* Objective *
Starting at the line that holds "OCR this image.", restate every line word for word up to and including the last one in the listing below, and omit all pictures.

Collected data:

▶

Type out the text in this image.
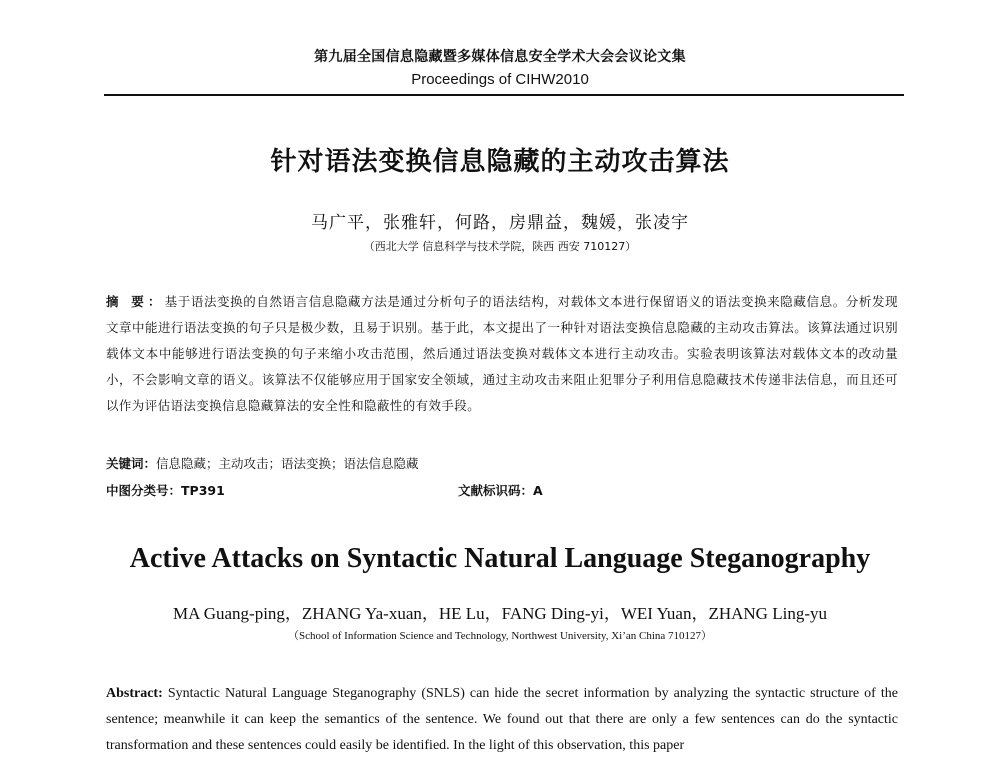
第九届全国信息隐藏暨多媒体信息安全学术大会会议论文集
Proceedings of CIHW2010
针对语法变换信息隐藏的主动攻击算法
马广平，张雅轩，何路，房鼎益，魏媛，张凌宇
（西北大学 信息科学与技术学院，陕西 西安 710127）
摘 要：基于语法变换的自然语言信息隐藏方法是通过分析句子的语法结构，对载体文本进行保留语义的语法变换来隐藏信息。分析发现文章中能进行语法变换的句子只是极少数，且易于识别。基于此，本文提出了一种针对语法变换信息隐藏的主动攻击算法。该算法通过识别载体文本中能够进行语法变换的句子来缩小攻击范围，然后通过语法变换对载体文本进行主动攻击。实验表明该算法对载体文本的改动量小，不会影响文章的语义。该算法不仅能够应用于国家安全领域，通过主动攻击来阻止犯罪分子利用信息隐藏技术传递非法信息，而且还可以作为评估语法变换信息隐藏算法的安全性和隐蔽性的有效手段。
关键词：信息隐藏；主动攻击；语法变换；语法信息隐藏
中图分类号：TP391	文献标识码：A
Active Attacks on Syntactic Natural Language Steganography
MA Guang-ping，ZHANG Ya-xuan，HE Lu，FANG Ding-yi，WEI Yuan，ZHANG Ling-yu
（School of Information Science and Technology, Northwest University, Xi’an China 710127）
Abstract: Syntactic Natural Language Steganography (SNLS) can hide the secret information by analyzing the syntactic structure of the sentence; meanwhile it can keep the semantics of the sentence. We found out that there are only a few sentences can do the syntactic transformation and these sentences could easily be identified. In the light of this observation, this paper
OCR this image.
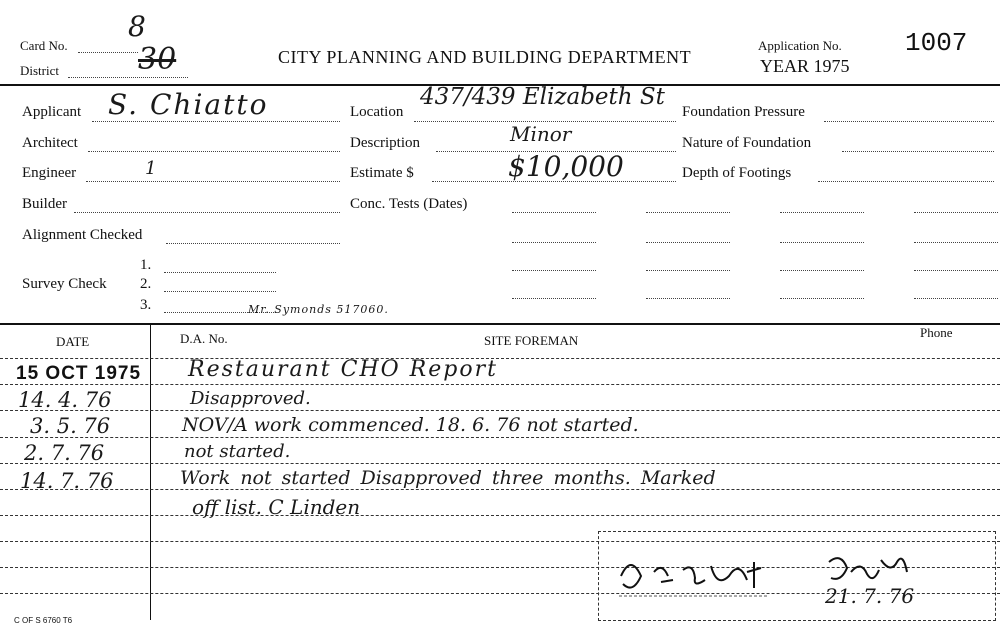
Card No.
8
District	30	CITY PLANNING AND BUILDING DEPARTMENT
Application No. 1007
YEAR 1975
Applicant S. Chiatto
Architect
Engineer	1
Builder
Alignment Checked
Survey Check
1.
2.
3.	Mr. Symonds 517060.
Location
437/439 Elizabeth St
Description	Minor
Estimate $	$10,000
Conc. Tests (Dates)
Foundation Pressure
Nature of Foundation
Depth of Footings
DATE	D.A. No.	SITE FOREMAN
Phone
15 OCT 1975 Restaurant CHO Report
14. 4. 76	Disapproved.
3. 5. 76	NOV/A work commenced. 18. 6. 76 not started.
2. 7. 76	not started.
14. 7. 76	Work not started Disapproved three months. Marked
off list. C Linden
21. 7. 76
C OF S 6760 T6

◀

* Solution for this exercise *
OCR this image.
Card No.
8
District	30	CITY PLANNING AND BUILDING DEPARTMENT
Application No. 1007
YEAR 1975
Applicant S. Chiatto
Architect
Engineer	1
Builder
Alignment Checked
Survey Check
1.
2.
3.	Mr. Symonds 517060.
Location
437/439 Elizabeth St
Description	Minor
Estimate $	$10,000
Conc. Tests (Dates)
Foundation Pressure
Nature of Foundation
Depth of Footings
DATE	D.A. No.	SITE FOREMAN
Phone
15 OCT 1975 Restaurant CHO Report
14. 4. 76	Disapproved.
3. 5. 76	NOV/A work commenced. 18. 6. 76 not started.
2. 7. 76	not started.
14. 7. 76	Work not started Disapproved three months. Marked
off list. C Linden
21. 7. 76
C OF S 6760 T6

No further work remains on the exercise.